* **REQUIRED TASK**:
Go through the data below. List every line that holds the word "мешок".

(Records from a data source)
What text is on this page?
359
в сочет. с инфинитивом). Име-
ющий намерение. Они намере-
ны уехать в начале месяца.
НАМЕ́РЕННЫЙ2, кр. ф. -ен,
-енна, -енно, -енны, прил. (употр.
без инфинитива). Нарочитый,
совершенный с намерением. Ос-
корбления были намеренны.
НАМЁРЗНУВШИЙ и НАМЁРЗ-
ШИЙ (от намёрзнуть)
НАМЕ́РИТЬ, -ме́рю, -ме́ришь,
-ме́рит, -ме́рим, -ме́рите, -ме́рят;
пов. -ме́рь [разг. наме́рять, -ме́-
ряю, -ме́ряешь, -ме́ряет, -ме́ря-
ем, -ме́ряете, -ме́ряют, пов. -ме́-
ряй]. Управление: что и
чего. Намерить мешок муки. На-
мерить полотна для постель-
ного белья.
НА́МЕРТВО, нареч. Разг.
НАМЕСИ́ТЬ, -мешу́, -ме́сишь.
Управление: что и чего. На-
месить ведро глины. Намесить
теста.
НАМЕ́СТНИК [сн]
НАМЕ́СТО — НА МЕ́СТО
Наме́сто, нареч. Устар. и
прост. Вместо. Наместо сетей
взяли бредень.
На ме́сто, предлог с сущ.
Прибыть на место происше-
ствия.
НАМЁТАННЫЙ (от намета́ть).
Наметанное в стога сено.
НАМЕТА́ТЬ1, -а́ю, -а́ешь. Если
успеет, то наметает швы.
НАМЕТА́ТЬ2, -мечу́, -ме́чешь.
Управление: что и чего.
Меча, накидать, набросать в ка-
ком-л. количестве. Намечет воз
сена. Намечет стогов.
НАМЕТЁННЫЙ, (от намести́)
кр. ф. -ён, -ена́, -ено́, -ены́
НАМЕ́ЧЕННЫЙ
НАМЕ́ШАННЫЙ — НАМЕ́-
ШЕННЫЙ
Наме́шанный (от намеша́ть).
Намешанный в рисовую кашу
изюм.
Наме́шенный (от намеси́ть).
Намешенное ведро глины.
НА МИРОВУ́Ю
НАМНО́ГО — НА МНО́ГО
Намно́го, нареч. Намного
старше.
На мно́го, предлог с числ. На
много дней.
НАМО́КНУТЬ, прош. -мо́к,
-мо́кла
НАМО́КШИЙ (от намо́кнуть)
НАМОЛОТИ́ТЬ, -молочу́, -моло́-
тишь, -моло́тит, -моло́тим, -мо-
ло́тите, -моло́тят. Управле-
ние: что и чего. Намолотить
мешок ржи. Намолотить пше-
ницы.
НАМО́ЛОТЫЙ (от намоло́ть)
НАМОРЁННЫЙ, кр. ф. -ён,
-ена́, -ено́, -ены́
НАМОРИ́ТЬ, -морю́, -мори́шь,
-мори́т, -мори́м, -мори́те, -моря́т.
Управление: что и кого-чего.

* **CORRECT ANSWER**:
чего. Намерить мешок муки. На-
мешок ржи. Намолотить пше-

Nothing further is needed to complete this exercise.